What the task asks: Reproduce the listing that follows with no differences at all.

Provided material:
┌──

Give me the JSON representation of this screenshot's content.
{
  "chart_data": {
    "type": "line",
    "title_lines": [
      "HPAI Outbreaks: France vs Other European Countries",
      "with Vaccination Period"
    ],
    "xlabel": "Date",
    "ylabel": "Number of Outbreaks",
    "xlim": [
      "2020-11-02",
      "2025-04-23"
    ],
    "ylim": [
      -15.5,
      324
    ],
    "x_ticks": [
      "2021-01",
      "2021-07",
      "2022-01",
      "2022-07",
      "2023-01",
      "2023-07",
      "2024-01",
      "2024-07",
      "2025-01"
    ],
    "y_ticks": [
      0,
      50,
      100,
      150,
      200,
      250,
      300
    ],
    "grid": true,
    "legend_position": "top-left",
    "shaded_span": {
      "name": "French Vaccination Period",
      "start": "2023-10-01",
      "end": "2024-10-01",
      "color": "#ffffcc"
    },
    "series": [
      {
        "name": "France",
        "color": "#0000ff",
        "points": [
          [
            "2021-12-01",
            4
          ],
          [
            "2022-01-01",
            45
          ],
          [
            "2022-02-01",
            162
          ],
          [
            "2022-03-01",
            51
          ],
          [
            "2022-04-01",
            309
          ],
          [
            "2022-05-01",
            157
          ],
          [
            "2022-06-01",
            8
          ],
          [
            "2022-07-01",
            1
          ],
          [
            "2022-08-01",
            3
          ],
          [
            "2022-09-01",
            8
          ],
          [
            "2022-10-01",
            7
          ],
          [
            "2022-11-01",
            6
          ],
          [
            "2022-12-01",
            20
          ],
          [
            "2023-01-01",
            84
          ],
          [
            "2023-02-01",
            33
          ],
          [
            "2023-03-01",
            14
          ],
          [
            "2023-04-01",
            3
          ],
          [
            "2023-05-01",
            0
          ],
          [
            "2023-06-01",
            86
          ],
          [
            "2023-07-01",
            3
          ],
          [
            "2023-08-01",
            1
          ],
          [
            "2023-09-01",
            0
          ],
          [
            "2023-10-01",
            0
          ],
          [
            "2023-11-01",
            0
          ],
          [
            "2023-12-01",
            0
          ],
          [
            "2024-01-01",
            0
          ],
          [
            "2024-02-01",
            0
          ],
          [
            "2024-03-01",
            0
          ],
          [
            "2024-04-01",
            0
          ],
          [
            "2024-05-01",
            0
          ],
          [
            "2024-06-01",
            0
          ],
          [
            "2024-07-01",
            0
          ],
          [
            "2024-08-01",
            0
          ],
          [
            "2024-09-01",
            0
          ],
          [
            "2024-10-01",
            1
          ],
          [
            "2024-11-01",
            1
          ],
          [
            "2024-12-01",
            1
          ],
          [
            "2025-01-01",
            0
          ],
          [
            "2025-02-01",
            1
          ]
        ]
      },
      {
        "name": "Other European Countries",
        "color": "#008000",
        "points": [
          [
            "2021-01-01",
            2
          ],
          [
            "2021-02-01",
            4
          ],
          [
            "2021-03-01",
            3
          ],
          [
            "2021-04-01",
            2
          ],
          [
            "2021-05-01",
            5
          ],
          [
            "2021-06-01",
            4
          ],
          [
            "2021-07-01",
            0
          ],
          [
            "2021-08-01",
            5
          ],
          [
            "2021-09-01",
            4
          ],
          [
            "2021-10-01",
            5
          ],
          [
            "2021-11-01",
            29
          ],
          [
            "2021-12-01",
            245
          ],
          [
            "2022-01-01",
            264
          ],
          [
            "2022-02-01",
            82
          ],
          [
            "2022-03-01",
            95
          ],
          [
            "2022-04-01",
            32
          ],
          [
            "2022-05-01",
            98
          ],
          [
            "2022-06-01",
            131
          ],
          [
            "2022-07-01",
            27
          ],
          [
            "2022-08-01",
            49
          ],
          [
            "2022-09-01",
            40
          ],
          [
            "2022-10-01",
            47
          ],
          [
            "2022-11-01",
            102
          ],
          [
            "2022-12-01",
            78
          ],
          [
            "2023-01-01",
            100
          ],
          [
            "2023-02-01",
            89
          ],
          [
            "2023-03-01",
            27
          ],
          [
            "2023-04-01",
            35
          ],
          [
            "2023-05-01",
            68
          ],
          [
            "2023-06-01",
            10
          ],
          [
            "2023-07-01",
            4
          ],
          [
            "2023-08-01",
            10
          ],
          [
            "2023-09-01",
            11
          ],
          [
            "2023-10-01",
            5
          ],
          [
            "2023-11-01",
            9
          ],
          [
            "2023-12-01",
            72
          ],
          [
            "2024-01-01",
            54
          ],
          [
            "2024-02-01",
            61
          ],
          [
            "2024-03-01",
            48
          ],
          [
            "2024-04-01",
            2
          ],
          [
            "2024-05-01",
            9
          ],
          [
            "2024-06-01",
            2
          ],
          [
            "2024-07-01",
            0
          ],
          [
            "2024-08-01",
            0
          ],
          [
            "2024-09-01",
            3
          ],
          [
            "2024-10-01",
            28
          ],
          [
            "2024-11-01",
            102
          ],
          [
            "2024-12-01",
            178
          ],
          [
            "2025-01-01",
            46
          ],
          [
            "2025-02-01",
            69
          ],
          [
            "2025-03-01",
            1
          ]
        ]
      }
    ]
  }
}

└──

Right answer:
Give me the JSON representation of this screenshot's content.
{
  "chart_data": {
    "type": "line",
    "title_lines": [
      "HPAI Outbreaks: France vs Other European Countries",
      "with Vaccination Period"
    ],
    "xlabel": "Date",
    "ylabel": "Number of Outbreaks",
    "xlim": [
      "2020-11-02",
      "2025-04-23"
    ],
    "ylim": [
      -15.5,
      324
    ],
    "x_ticks": [
      "2021-01",
      "2021-07",
      "2022-01",
      "2022-07",
      "2023-01",
      "2023-07",
      "2024-01",
      "2024-07",
      "2025-01"
    ],
    "y_ticks": [
      0,
      50,
      100,
      150,
      200,
      250,
      300
    ],
    "grid": true,
    "legend_position": "top-left",
    "shaded_span": {
      "name": "French Vaccination Period",
      "start": "2023-10-01",
      "end": "2024-10-01",
      "color": "#ffffcc"
    },
    "series": [
      {
        "name": "France",
        "color": "#0000ff",
        "points": [
          [
            "2021-12-01",
            4
          ],
          [
            "2022-01-01",
            45
          ],
          [
            "2022-02-01",
            162
          ],
          [
            "2022-03-01",
            51
          ],
          [
            "2022-04-01",
            309
          ],
          [
            "2022-05-01",
            157
          ],
          [
            "2022-06-01",
            8
          ],
          [
            "2022-07-01",
            1
          ],
          [
            "2022-08-01",
            3
          ],
          [
            "2022-09-01",
            8
          ],
          [
            "2022-10-01",
            7
          ],
          [
            "2022-11-01",
            6
          ],
          [
            "2022-12-01",
            20
          ],
          [
            "2023-01-01",
            84
          ],
          [
            "2023-02-01",
            33
          ],
          [
            "2023-03-01",
            14
          ],
          [
            "2023-04-01",
            3
          ],
          [
            "2023-05-01",
            0
          ],
          [
            "2023-06-01",
            86
          ],
          [
            "2023-07-01",
            3
          ],
          [
            "2023-08-01",
            1
          ],
          [
            "2023-09-01",
            0
          ],
          [
            "2023-10-01",
            0
          ],
          [
            "2023-11-01",
            0
          ],
          [
            "2023-12-01",
            0
          ],
          [
            "2024-01-01",
            0
          ],
          [
            "2024-02-01",
            0
          ],
          [
            "2024-03-01",
            0
          ],
          [
            "2024-04-01",
            0
          ],
          [
            "2024-05-01",
            0
          ],
          [
            "2024-06-01",
            0
          ],
          [
            "2024-07-01",
            0
          ],
          [
            "2024-08-01",
            0
          ],
          [
            "2024-09-01",
            0
          ],
          [
            "2024-10-01",
            1
          ],
          [
            "2024-11-01",
            1
          ],
          [
            "2024-12-01",
            1
          ],
          [
            "2025-01-01",
            0
          ],
          [
            "2025-02-01",
            1
          ]
        ]
      },
      {
        "name": "Other European Countries",
        "color": "#008000",
        "points": [
          [
            "2021-01-01",
            2
          ],
          [
            "2021-02-01",
            4
          ],
          [
            "2021-03-01",
            3
          ],
          [
            "2021-04-01",
            2
          ],
          [
            "2021-05-01",
            5
          ],
          [
            "2021-06-01",
            4
          ],
          [
            "2021-07-01",
            0
          ],
          [
            "2021-08-01",
            5
          ],
          [
            "2021-09-01",
            4
          ],
          [
            "2021-10-01",
            5
          ],
          [
            "2021-11-01",
            29
          ],
          [
            "2021-12-01",
            245
          ],
          [
            "2022-01-01",
            264
          ],
          [
            "2022-02-01",
            82
          ],
          [
            "2022-03-01",
            95
          ],
          [
            "2022-04-01",
            32
          ],
          [
            "2022-05-01",
            98
          ],
          [
            "2022-06-01",
            131
          ],
          [
            "2022-07-01",
            27
          ],
          [
            "2022-08-01",
            49
          ],
          [
            "2022-09-01",
            40
          ],
          [
            "2022-10-01",
            47
          ],
          [
            "2022-11-01",
            102
          ],
          [
            "2022-12-01",
            78
          ],
          [
            "2023-01-01",
            100
          ],
          [
            "2023-02-01",
            89
          ],
          [
            "2023-03-01",
            27
          ],
          [
            "2023-04-01",
            35
          ],
          [
            "2023-05-01",
            68
          ],
          [
            "2023-06-01",
            10
          ],
          [
            "2023-07-01",
            4
          ],
          [
            "2023-08-01",
            10
          ],
          [
            "2023-09-01",
            11
          ],
          [
            "2023-10-01",
            5
          ],
          [
            "2023-11-01",
            9
          ],
          [
            "2023-12-01",
            72
          ],
          [
            "2024-01-01",
            54
          ],
          [
            "2024-02-01",
            61
          ],
          [
            "2024-03-01",
            48
          ],
          [
            "2024-04-01",
            2
          ],
          [
            "2024-05-01",
            9
          ],
          [
            "2024-06-01",
            2
          ],
          [
            "2024-07-01",
            0
          ],
          [
            "2024-08-01",
            0
          ],
          [
            "2024-09-01",
            3
          ],
          [
            "2024-10-01",
            28
          ],
          [
            "2024-11-01",
            102
          ],
          [
            "2024-12-01",
            178
          ],
          [
            "2025-01-01",
            46
          ],
          [
            "2025-02-01",
            69
          ],
          [
            "2025-03-01",
            1
          ]
        ]
      }
    ]
  }
}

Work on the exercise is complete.